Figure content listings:
□ □ □ □ □ □ □

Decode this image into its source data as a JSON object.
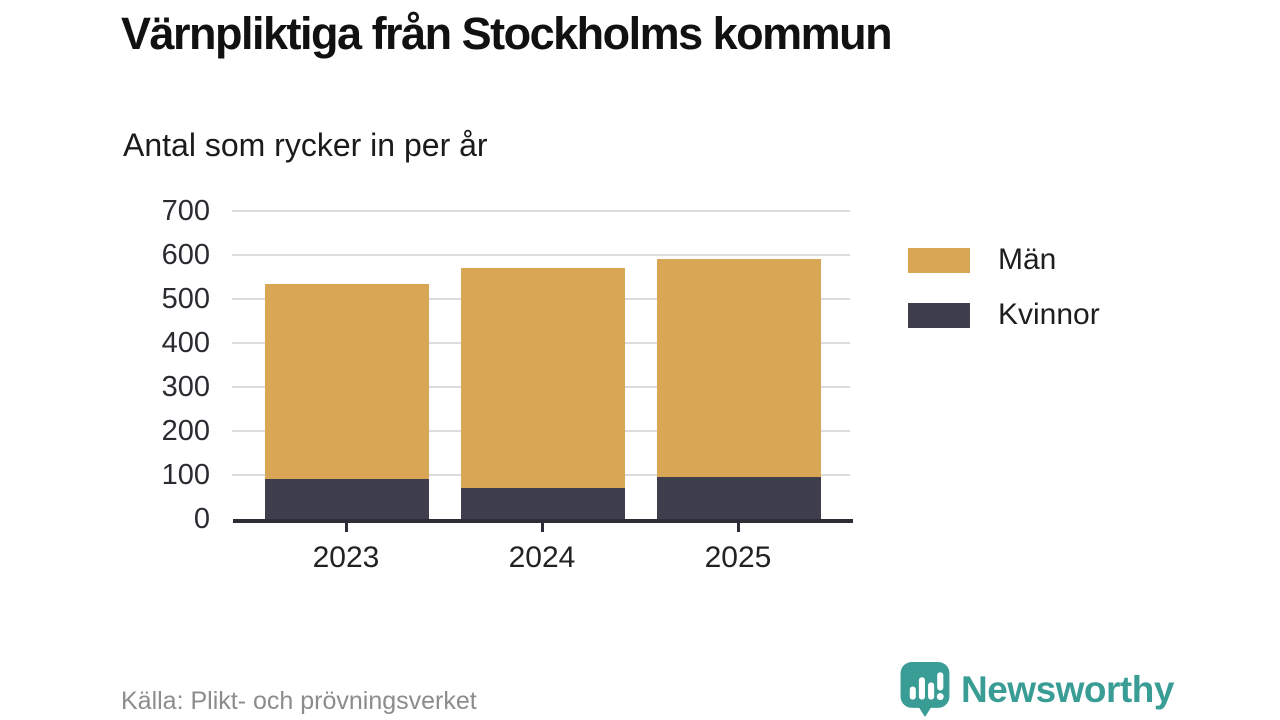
{
  "header": {
    "title": "Värnpliktiga från Stockholms kommun",
    "subtitle": "Antal som rycker in per år"
  },
  "chart_data": {
    "type": "bar",
    "stacked": true,
    "title": "Värnpliktiga från Stockholms kommun",
    "subtitle": "Antal som rycker in per år",
    "categories": [
      "2023",
      "2024",
      "2025"
    ],
    "series": [
      {
        "name": "Kvinnor",
        "color": "#3F3E4C",
        "values": [
          90,
          70,
          95
        ]
      },
      {
        "name": "Män",
        "color": "#D8A655",
        "values": [
          445,
          500,
          495
        ]
      }
    ],
    "stack_order": "bottom-to-top",
    "totals": [
      535,
      570,
      590
    ],
    "ylim": [
      0,
      700
    ],
    "yticks": [
      0,
      100,
      200,
      300,
      400,
      500,
      600,
      700
    ],
    "xlabel": "",
    "ylabel": "",
    "grid": "horizontal",
    "legend_position": "right"
  },
  "legend": {
    "items": [
      {
        "label": "Män",
        "color": "#D8A655"
      },
      {
        "label": "Kvinnor",
        "color": "#3F3E4C"
      }
    ]
  },
  "footer": {
    "source": "Källa: Plikt- och prövningsverket",
    "brand": "Newsworthy"
  },
  "colors": {
    "background": "#FFFFFF",
    "men": "#D8A655",
    "women": "#3F3E4C",
    "axis": "#2D2D37",
    "gridline": "#DCDCDC",
    "text": "#1A1A1A",
    "muted_text": "#8C8C8C",
    "brand_teal": "#3A9D95"
  }
}
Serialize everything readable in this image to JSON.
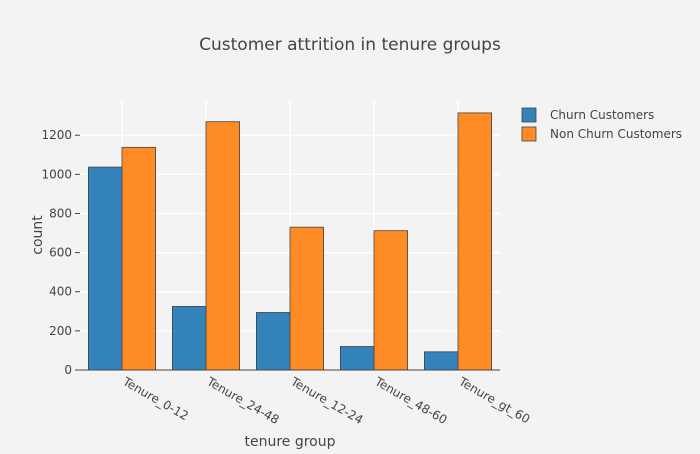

□ □ □ □ □ □ □

*YOUR INSTRUCTIONS*:
Each line of the data is to be duplicated exactly; pictures stay out of the copy.

*FINISHED EXERCISE*:
Decode this image into its source data as a JSON object.
{
  "header": {
    "title": "Värnpliktiga från Stockholms kommun",
    "subtitle": "Antal som rycker in per år"
  },
  "chart_data": {
    "type": "bar",
    "stacked": true,
    "title": "Värnpliktiga från Stockholms kommun",
    "subtitle": "Antal som rycker in per år",
    "categories": [
      "2023",
      "2024",
      "2025"
    ],
    "series": [
      {
        "name": "Kvinnor",
        "color": "#3F3E4C",
        "values": [
          90,
          70,
          95
        ]
      },
      {
        "name": "Män",
        "color": "#D8A655",
        "values": [
          445,
          500,
          495
        ]
      }
    ],
    "stack_order": "bottom-to-top",
    "totals": [
      535,
      570,
      590
    ],
    "ylim": [
      0,
      700
    ],
    "yticks": [
      0,
      100,
      200,
      300,
      400,
      500,
      600,
      700
    ],
    "xlabel": "",
    "ylabel": "",
    "grid": "horizontal",
    "legend_position": "right"
  },
  "legend": {
    "items": [
      {
        "label": "Män",
        "color": "#D8A655"
      },
      {
        "label": "Kvinnor",
        "color": "#3F3E4C"
      }
    ]
  },
  "footer": {
    "source": "Källa: Plikt- och prövningsverket",
    "brand": "Newsworthy"
  },
  "colors": {
    "background": "#FFFFFF",
    "men": "#D8A655",
    "women": "#3F3E4C",
    "axis": "#2D2D37",
    "gridline": "#DCDCDC",
    "text": "#1A1A1A",
    "muted_text": "#8C8C8C",
    "brand_teal": "#3A9D95"
  }
}
Serialize everything readable in this image to JSON.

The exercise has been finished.